## [GIVEN EXERCISE]
Repeat the full listing below verbatim and keep the images out.

## [LISTING]
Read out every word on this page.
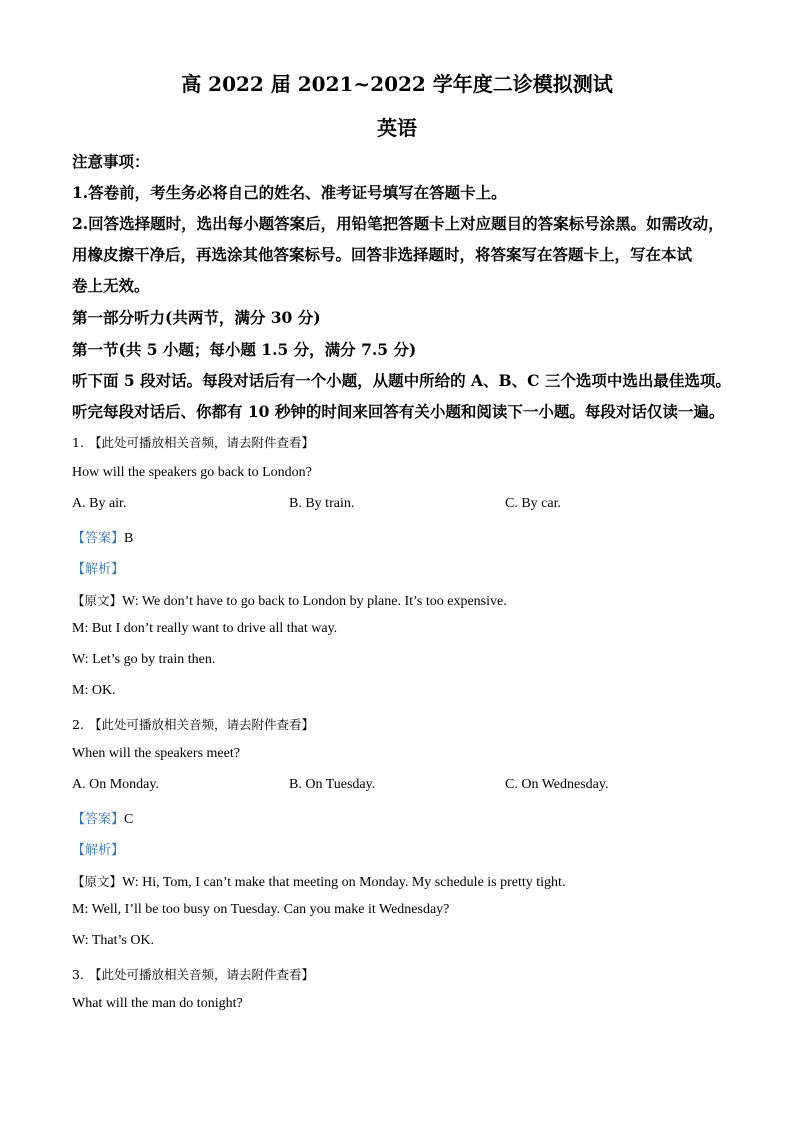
高 2022 届 2021~2022 学年度二诊模拟测试
英语
注意事项：
1.答卷前，考生务必将自己的姓名、准考证号填写在答题卡上。
2.回答选择题时，选出每小题答案后，用铅笔把答题卡上对应题目的答案标号涂黑。如需改动，
用橡皮擦干净后，再选涂其他答案标号。回答非选择题时，将答案写在答题卡上，写在本试
卷上无效。
第一部分听力(共两节，满分 30 分)
第一节(共 5 小题；每小题 1.5 分，满分 7.5 分)
听下面 5 段对话。每段对话后有一个小题，从题中所给的 A、B、C 三个选项中选出最佳选项。
听完每段对话后、你都有 10 秒钟的时间来回答有关小题和阅读下一小题。每段对话仅读一遍。
1. 【此处可播放相关音频，请去附件查看】
How will the speakers go back to London?
A. By air.	B. By train.	C. By car.
【答案】B
【解析】
【原文】W: We don’t have to go back to London by plane. It’s too expensive.
M: But I don’t really want to drive all that way.
W: Let’s go by train then.
M: OK.
2. 【此处可播放相关音频，请去附件查看】
When will the speakers meet?
A. On Monday.	B. On Tuesday.	C. On Wednesday.
【答案】C
【解析】
【原文】W: Hi, Tom, I can’t make that meeting on Monday. My schedule is pretty tight.
M: Well, I’ll be too busy on Tuesday. Can you make it Wednesday?
W: That’s OK.
3. 【此处可播放相关音频，请去附件查看】
What will the man do tonight?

## [THE REPLY]
Read out every word on this page.
高 2022 届 2021~2022 学年度二诊模拟测试
英语
注意事项：
1.答卷前，考生务必将自己的姓名、准考证号填写在答题卡上。
2.回答选择题时，选出每小题答案后，用铅笔把答题卡上对应题目的答案标号涂黑。如需改动，
用橡皮擦干净后，再选涂其他答案标号。回答非选择题时，将答案写在答题卡上，写在本试
卷上无效。
第一部分听力(共两节，满分 30 分)
第一节(共 5 小题；每小题 1.5 分，满分 7.5 分)
听下面 5 段对话。每段对话后有一个小题，从题中所给的 A、B、C 三个选项中选出最佳选项。
听完每段对话后、你都有 10 秒钟的时间来回答有关小题和阅读下一小题。每段对话仅读一遍。
1. 【此处可播放相关音频，请去附件查看】
How will the speakers go back to London?
A. By air.	B. By train.	C. By car.
【答案】B
【解析】
【原文】W: We don’t have to go back to London by plane. It’s too expensive.
M: But I don’t really want to drive all that way.
W: Let’s go by train then.
M: OK.
2. 【此处可播放相关音频，请去附件查看】
When will the speakers meet?
A. On Monday.	B. On Tuesday.	C. On Wednesday.
【答案】C
【解析】
【原文】W: Hi, Tom, I can’t make that meeting on Monday. My schedule is pretty tight.
M: Well, I’ll be too busy on Tuesday. Can you make it Wednesday?
W: That’s OK.
3. 【此处可播放相关音频，请去附件查看】
What will the man do tonight?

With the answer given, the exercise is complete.